## TASK REQUIREMENTS:
Copy each line where the word "договора" occurs.
=== EXTRACTED ENTRIES ===
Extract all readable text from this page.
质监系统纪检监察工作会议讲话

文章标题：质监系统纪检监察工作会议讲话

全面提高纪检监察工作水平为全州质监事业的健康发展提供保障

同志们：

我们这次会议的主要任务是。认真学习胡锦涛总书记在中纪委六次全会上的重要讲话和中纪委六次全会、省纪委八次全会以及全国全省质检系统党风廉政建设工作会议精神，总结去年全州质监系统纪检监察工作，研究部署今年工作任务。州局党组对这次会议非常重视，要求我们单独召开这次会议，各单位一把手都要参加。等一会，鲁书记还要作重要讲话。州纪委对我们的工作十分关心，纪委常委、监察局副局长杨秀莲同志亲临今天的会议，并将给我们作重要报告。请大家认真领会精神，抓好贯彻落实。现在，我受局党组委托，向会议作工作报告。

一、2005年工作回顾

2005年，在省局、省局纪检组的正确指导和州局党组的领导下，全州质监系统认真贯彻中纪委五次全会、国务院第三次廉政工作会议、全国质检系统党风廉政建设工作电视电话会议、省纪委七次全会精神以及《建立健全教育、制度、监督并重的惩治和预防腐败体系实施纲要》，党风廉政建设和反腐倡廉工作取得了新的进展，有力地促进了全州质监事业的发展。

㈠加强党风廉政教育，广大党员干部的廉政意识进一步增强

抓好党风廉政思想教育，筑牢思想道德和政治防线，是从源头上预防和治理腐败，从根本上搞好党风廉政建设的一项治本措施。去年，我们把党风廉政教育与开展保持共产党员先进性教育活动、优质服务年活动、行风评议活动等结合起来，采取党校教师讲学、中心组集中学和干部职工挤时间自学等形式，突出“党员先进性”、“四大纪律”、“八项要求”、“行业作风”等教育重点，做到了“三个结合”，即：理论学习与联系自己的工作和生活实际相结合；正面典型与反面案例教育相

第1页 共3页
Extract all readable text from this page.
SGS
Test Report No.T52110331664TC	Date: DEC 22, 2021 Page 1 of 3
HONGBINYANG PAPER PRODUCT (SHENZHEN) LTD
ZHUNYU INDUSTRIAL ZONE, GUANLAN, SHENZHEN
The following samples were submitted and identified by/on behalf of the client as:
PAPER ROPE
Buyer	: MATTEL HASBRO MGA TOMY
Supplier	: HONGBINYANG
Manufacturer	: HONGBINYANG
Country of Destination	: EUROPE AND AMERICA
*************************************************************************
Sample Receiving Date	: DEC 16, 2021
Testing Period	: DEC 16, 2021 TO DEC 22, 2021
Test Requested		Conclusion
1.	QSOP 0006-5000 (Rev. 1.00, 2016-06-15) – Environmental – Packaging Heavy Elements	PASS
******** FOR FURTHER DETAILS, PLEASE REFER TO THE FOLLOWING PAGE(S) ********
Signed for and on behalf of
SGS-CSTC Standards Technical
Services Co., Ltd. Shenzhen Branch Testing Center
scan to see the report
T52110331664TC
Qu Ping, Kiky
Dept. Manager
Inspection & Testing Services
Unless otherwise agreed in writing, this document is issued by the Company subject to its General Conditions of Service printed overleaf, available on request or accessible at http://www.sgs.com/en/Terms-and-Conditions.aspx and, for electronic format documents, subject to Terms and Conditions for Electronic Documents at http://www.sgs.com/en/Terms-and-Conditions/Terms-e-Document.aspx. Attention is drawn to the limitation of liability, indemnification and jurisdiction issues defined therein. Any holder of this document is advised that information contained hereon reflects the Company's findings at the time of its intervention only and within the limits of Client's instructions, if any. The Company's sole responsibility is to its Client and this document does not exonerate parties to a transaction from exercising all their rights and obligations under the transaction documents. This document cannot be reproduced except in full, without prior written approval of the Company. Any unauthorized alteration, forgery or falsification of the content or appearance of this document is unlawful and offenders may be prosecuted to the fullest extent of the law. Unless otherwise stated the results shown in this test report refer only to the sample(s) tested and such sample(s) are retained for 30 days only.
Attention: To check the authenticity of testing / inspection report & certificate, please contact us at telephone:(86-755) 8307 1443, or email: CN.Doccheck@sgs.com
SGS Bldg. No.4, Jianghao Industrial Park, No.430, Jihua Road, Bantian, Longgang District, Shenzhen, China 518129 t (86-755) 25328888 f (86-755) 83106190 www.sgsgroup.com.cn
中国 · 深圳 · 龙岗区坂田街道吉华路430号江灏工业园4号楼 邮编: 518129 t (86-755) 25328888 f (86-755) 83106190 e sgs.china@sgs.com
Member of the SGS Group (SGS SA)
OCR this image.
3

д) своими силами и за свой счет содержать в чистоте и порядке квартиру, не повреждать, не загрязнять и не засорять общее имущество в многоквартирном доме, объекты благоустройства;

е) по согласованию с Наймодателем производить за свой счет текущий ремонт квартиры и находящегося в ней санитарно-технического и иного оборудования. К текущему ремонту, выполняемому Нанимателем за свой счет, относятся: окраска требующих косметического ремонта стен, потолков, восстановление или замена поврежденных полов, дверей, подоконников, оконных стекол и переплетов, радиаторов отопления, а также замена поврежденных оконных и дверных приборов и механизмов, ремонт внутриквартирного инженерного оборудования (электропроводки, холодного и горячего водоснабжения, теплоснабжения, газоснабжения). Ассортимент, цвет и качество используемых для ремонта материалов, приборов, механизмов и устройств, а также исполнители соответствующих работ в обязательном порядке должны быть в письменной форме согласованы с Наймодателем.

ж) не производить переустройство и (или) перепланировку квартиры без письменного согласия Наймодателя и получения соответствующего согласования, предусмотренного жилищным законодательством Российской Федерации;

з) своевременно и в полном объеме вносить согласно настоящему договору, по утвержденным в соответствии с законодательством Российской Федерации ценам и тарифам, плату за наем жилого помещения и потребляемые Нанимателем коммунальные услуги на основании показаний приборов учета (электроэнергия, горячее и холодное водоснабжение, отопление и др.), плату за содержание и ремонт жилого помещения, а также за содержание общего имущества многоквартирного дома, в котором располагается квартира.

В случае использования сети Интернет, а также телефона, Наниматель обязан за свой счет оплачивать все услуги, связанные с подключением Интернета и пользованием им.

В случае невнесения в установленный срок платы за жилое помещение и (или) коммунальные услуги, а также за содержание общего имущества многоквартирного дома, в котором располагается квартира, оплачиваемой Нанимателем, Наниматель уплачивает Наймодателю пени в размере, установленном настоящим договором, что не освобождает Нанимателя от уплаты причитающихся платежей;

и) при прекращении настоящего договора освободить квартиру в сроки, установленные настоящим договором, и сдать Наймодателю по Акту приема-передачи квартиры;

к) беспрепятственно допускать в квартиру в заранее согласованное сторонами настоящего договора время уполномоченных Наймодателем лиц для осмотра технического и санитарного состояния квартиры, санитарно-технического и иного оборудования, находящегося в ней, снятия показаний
===
## RESPONSE TO THIS EXERCISE:
и) при прекращении настоящего договора освободить квартиру в сроки, установленные настоящим договором, и сдать Наймодателю по Акту приема-передачи квартиры;
к) беспрепятственно допускать в квартиру в заранее согласованное сторонами настоящего договора время уполномоченных Наймодателем лиц для осмотра технического и санитарного состояния квартиры, санитарно-технического и иного оборудования, находящегося в ней, снятия показаний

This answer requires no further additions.